**Dataset excerpts:**
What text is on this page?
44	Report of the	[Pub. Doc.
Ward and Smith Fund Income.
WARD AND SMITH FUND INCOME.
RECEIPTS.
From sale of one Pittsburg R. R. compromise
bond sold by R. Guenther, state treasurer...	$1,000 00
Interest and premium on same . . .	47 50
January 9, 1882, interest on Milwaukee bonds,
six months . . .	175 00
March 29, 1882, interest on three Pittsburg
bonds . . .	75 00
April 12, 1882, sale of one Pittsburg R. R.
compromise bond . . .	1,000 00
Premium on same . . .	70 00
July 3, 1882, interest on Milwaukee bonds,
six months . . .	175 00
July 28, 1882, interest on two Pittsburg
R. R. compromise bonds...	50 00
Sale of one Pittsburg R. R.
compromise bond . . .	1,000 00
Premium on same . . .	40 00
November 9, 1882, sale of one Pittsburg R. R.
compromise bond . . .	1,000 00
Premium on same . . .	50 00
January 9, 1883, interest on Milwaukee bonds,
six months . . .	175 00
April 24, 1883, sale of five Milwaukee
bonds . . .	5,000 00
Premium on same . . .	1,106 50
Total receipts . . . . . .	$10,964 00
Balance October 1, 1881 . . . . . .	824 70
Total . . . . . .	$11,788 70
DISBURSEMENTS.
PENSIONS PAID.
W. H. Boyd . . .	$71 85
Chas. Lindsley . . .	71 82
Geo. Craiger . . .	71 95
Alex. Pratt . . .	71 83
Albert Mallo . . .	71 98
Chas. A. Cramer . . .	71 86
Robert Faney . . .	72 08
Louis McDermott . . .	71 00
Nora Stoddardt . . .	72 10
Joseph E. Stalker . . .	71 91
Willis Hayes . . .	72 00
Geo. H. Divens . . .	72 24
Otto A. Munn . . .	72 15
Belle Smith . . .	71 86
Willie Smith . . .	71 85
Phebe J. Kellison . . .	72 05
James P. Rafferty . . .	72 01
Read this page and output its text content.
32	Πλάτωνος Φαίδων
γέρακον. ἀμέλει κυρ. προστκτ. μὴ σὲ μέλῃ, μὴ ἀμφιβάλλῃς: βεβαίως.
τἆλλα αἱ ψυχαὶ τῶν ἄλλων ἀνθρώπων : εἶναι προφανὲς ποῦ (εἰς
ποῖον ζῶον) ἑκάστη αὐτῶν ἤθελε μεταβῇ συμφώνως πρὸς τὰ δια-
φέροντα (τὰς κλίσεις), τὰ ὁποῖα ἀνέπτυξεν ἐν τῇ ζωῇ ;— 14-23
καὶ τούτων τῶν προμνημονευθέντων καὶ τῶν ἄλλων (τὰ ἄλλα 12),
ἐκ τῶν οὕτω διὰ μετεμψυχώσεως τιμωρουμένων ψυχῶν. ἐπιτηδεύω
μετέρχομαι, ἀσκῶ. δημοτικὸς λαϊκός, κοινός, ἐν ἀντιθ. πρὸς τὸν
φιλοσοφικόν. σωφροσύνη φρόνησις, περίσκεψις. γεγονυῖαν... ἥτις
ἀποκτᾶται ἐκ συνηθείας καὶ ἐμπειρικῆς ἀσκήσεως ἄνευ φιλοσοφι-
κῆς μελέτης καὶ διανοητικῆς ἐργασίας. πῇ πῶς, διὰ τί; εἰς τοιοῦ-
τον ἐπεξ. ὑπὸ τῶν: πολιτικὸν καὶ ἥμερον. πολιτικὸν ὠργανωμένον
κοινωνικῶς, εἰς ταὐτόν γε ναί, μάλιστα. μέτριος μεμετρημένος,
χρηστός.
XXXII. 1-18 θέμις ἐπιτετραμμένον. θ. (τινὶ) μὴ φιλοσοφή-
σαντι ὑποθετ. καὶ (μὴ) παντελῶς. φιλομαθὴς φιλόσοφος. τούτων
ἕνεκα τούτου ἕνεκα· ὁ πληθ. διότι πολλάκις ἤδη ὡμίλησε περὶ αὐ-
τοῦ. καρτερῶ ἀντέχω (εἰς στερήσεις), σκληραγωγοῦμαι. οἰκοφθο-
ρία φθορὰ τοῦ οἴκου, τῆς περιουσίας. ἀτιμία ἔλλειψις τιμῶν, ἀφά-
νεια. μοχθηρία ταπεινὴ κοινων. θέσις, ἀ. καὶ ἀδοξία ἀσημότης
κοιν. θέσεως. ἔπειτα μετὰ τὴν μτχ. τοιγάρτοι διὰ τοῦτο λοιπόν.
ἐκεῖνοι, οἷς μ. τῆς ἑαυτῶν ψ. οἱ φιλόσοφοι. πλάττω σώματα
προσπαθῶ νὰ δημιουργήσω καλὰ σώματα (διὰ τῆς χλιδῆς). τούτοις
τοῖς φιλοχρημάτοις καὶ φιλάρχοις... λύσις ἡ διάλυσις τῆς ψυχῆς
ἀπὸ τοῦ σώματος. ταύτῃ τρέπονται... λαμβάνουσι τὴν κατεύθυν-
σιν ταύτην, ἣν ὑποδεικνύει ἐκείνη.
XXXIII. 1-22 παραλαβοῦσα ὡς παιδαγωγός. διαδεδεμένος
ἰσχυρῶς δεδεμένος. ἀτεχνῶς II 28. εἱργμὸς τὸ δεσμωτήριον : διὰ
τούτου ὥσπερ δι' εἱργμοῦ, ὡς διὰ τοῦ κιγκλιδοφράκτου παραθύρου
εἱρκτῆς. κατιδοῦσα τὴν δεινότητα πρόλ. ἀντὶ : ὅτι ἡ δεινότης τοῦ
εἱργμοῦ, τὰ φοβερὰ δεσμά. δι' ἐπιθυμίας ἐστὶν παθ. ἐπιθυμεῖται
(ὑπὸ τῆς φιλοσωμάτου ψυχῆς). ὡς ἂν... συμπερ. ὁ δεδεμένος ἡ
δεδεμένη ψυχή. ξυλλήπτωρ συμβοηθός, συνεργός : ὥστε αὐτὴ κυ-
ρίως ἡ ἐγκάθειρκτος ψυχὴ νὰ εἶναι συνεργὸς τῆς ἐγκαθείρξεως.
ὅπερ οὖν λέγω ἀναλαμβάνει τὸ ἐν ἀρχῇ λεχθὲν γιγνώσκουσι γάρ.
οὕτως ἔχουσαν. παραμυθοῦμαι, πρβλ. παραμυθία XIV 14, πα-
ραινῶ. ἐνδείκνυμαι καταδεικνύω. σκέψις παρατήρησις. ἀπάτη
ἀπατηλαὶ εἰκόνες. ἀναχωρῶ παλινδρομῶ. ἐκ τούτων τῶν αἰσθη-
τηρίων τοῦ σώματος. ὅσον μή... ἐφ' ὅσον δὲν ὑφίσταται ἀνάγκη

**Do this:** Consider the entries above and return each line with the string "σώματα".

**Correct result:**
ἐκεῖνοι, οἷς μ. τῆς ἑαυτῶν ψ. οἱ φιλόσοφοι. πλάττω σώματα
προσπαθῶ νὰ δημιουργήσω καλὰ σώματα (διὰ τῆς χλιδῆς). τούτοις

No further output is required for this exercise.